> _Objective_
Copy out every line that contains "Schedule".
▬▬▬
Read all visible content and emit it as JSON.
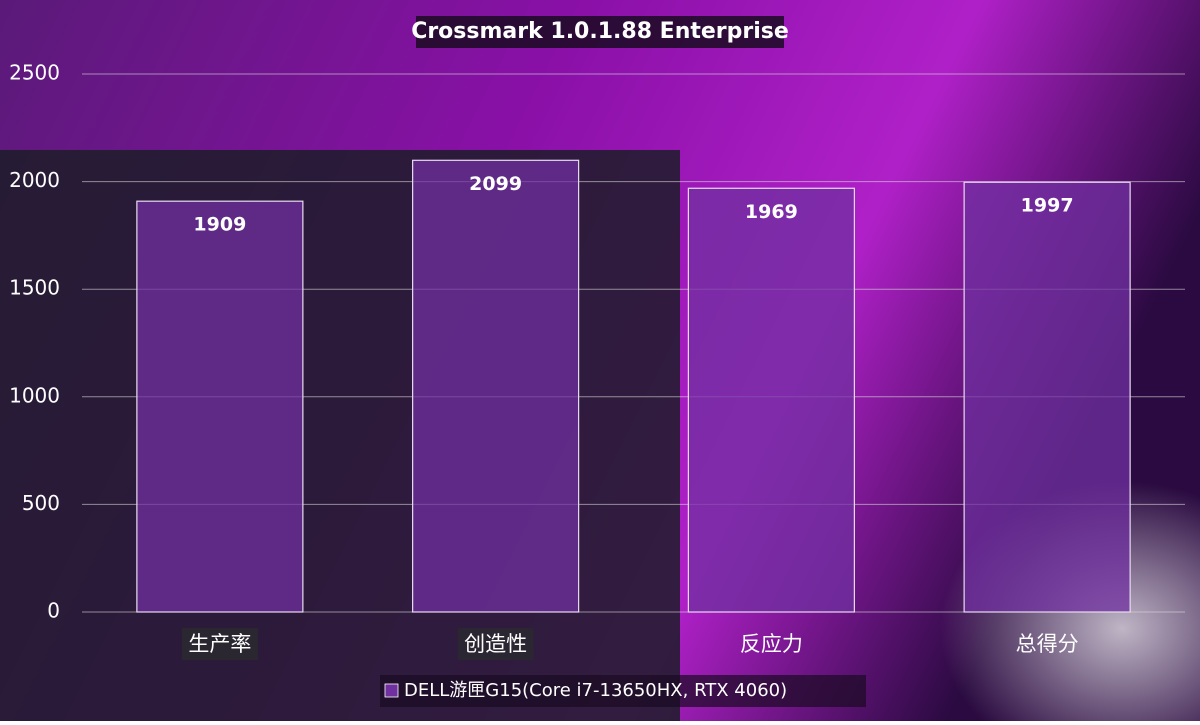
{
  "chart_data": {
    "type": "bar",
    "title": "Crossmark 1.0.1.88 Enterprise",
    "categories": [
      "生产率",
      "创造性",
      "反应力",
      "总得分"
    ],
    "series": [
      {
        "name": "DELL游匣G15(Core i7-13650HX, RTX 4060)",
        "color": "#7030a0",
        "values": [
          1909,
          2099,
          1969,
          1997
        ]
      }
    ],
    "ylim": [
      0,
      2500
    ],
    "yticks": [
      0,
      500,
      1000,
      1500,
      2000,
      2500
    ],
    "grid": true,
    "legend": "bottom"
  }
}
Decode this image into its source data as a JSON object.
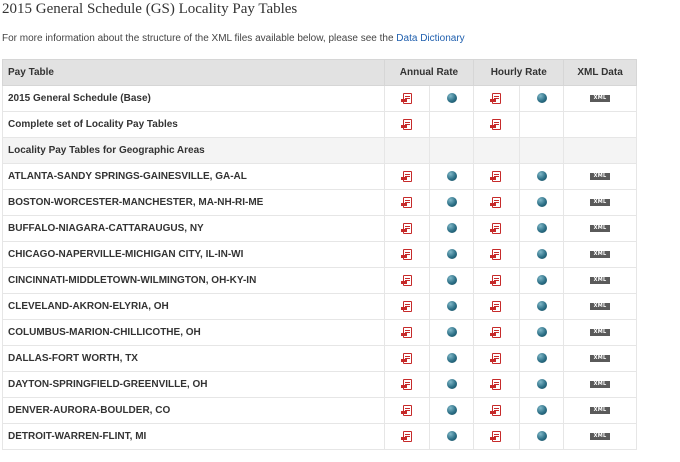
{
  "page": {
    "title": "2015 General Schedule (GS) Locality Pay Tables",
    "intro_text": "For more information about the structure of the XML files available below, please see the",
    "intro_link": "Data Dictionary"
  },
  "table": {
    "headers": {
      "pay_table": "Pay Table",
      "annual_rate": "Annual Rate",
      "hourly_rate": "Hourly Rate",
      "xml_data": "XML Data"
    },
    "xml_label": "XML",
    "icons": {
      "pdf": "pdf-icon",
      "web": "globe-icon",
      "xml": "xml-icon"
    },
    "rows": [
      {
        "name": "2015 General Schedule (Base)",
        "annual_pdf": true,
        "annual_web": true,
        "hourly_pdf": true,
        "hourly_web": true,
        "xml": true
      },
      {
        "name": "Complete set of Locality Pay Tables",
        "annual_pdf": true,
        "annual_web": false,
        "hourly_pdf": true,
        "hourly_web": false,
        "xml": false
      },
      {
        "name": "Locality Pay Tables for Geographic Areas",
        "section": true
      },
      {
        "name": "ATLANTA-SANDY SPRINGS-GAINESVILLE, GA-AL",
        "annual_pdf": true,
        "annual_web": true,
        "hourly_pdf": true,
        "hourly_web": true,
        "xml": true
      },
      {
        "name": "BOSTON-WORCESTER-MANCHESTER, MA-NH-RI-ME",
        "annual_pdf": true,
        "annual_web": true,
        "hourly_pdf": true,
        "hourly_web": true,
        "xml": true
      },
      {
        "name": "BUFFALO-NIAGARA-CATTARAUGUS, NY",
        "annual_pdf": true,
        "annual_web": true,
        "hourly_pdf": true,
        "hourly_web": true,
        "xml": true
      },
      {
        "name": "CHICAGO-NAPERVILLE-MICHIGAN CITY, IL-IN-WI",
        "annual_pdf": true,
        "annual_web": true,
        "hourly_pdf": true,
        "hourly_web": true,
        "xml": true
      },
      {
        "name": "CINCINNATI-MIDDLETOWN-WILMINGTON, OH-KY-IN",
        "annual_pdf": true,
        "annual_web": true,
        "hourly_pdf": true,
        "hourly_web": true,
        "xml": true
      },
      {
        "name": "CLEVELAND-AKRON-ELYRIA, OH",
        "annual_pdf": true,
        "annual_web": true,
        "hourly_pdf": true,
        "hourly_web": true,
        "xml": true
      },
      {
        "name": "COLUMBUS-MARION-CHILLICOTHE, OH",
        "annual_pdf": true,
        "annual_web": true,
        "hourly_pdf": true,
        "hourly_web": true,
        "xml": true
      },
      {
        "name": "DALLAS-FORT WORTH, TX",
        "annual_pdf": true,
        "annual_web": true,
        "hourly_pdf": true,
        "hourly_web": true,
        "xml": true
      },
      {
        "name": "DAYTON-SPRINGFIELD-GREENVILLE, OH",
        "annual_pdf": true,
        "annual_web": true,
        "hourly_pdf": true,
        "hourly_web": true,
        "xml": true
      },
      {
        "name": "DENVER-AURORA-BOULDER, CO",
        "annual_pdf": true,
        "annual_web": true,
        "hourly_pdf": true,
        "hourly_web": true,
        "xml": true
      },
      {
        "name": "DETROIT-WARREN-FLINT, MI",
        "annual_pdf": true,
        "annual_web": true,
        "hourly_pdf": true,
        "hourly_web": true,
        "xml": true
      }
    ]
  }
}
▬▬▬
> _Result of this exercise_
    "title": "2015 General Schedule (GS) Locality Pay Tables",
        "name": "2015 General Schedule (Base)",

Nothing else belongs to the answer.